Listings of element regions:
====
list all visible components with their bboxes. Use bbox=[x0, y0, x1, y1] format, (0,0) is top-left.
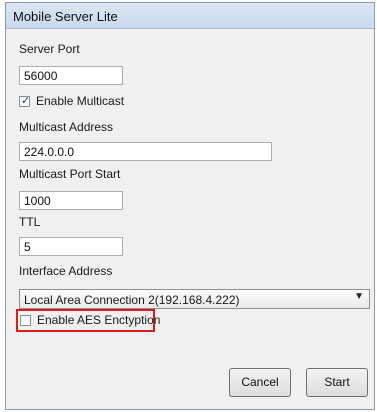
multicast-address-label: Multicast Address bbox=[19, 120, 114, 134]
start-button[interactable]: Start bbox=[306, 368, 368, 397]
enable-multicast-label[interactable]: Enable Multicast bbox=[36, 94, 124, 108]
interface-address-select[interactable]: Local Area Connection 2(192.168.4.222) ▼ bbox=[19, 289, 370, 309]
ttl-input[interactable]: 5 bbox=[19, 237, 123, 256]
server-port-label: Server Port bbox=[19, 42, 80, 56]
app-window: Mobile Server Lite Server Port 56000 ✓ E… bbox=[5, 2, 375, 410]
chevron-down-icon[interactable]: ▼ bbox=[354, 291, 364, 302]
server-port-input[interactable]: 56000 bbox=[19, 66, 123, 85]
cancel-button[interactable]: Cancel bbox=[229, 368, 291, 397]
checkmark-icon: ✓ bbox=[21, 95, 31, 107]
interface-address-selected-value: Local Area Connection 2(192.168.4.222) bbox=[24, 293, 240, 307]
multicast-port-start-label: Multicast Port Start bbox=[19, 167, 121, 181]
enable-aes-label[interactable]: Enable AES Enctyption bbox=[37, 313, 160, 327]
title-bar[interactable]: Mobile Server Lite bbox=[6, 3, 374, 29]
multicast-address-input[interactable]: 224.0.0.0 bbox=[19, 142, 272, 161]
enable-multicast-checkbox-box[interactable]: ✓ bbox=[19, 95, 31, 107]
interface-address-label: Interface Address bbox=[19, 264, 113, 278]
multicast-port-start-input[interactable]: 1000 bbox=[19, 191, 123, 210]
window-title: Mobile Server Lite bbox=[13, 9, 118, 24]
ttl-label: TTL bbox=[19, 215, 41, 229]
enable-aes-checkbox-box[interactable] bbox=[20, 315, 31, 326]
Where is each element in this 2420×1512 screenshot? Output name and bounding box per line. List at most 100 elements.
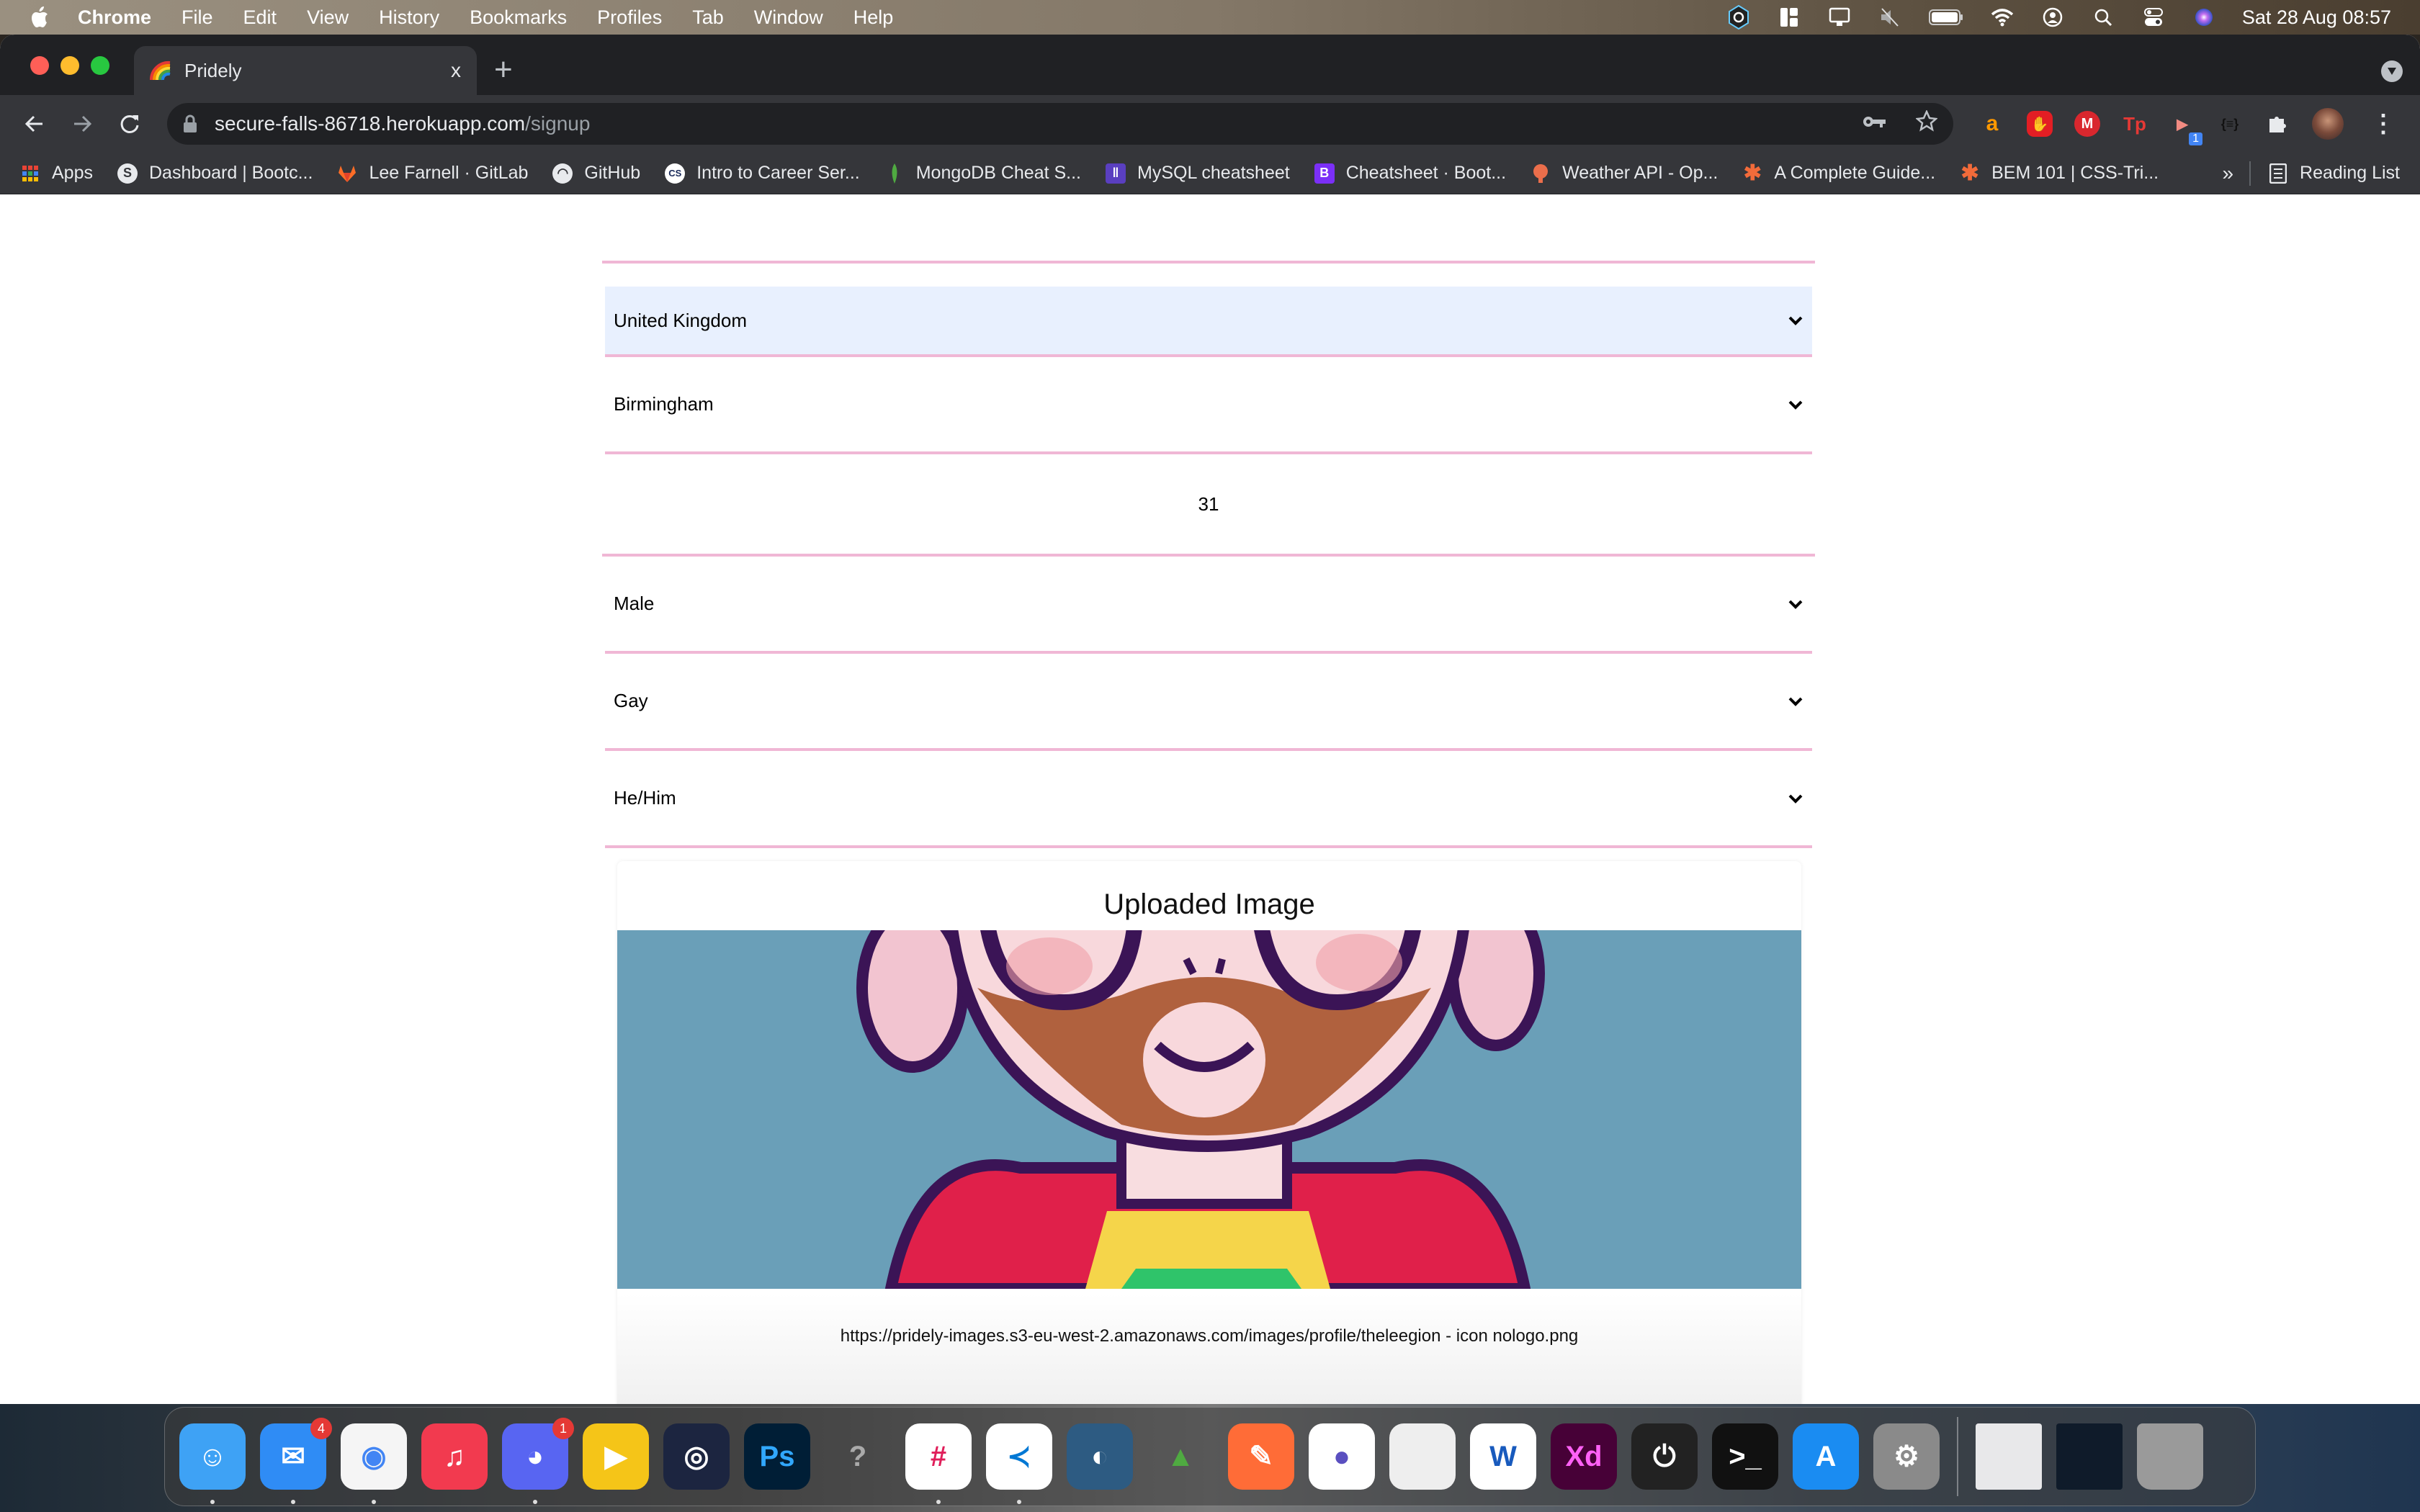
====
• THE EXERCISE:
Pull out every line of the listing above that contains the string "multicast". Treat uppercase and lowercase letters as different.

• TASK ANSWER:
multicast-address-label: Multicast Address bbox=[19, 120, 114, 134]
enable-multicast-label[interactable]: Enable Multicast bbox=[36, 94, 124, 108]
multicast-port-start-label: Multicast Port Start bbox=[19, 167, 121, 181]
multicast-address-input[interactable]: 224.0.0.0 bbox=[19, 142, 272, 161]
enable-multicast-checkbox-box[interactable]: ✓ bbox=[19, 95, 31, 107]
multicast-port-start-input[interactable]: 1000 bbox=[19, 191, 123, 210]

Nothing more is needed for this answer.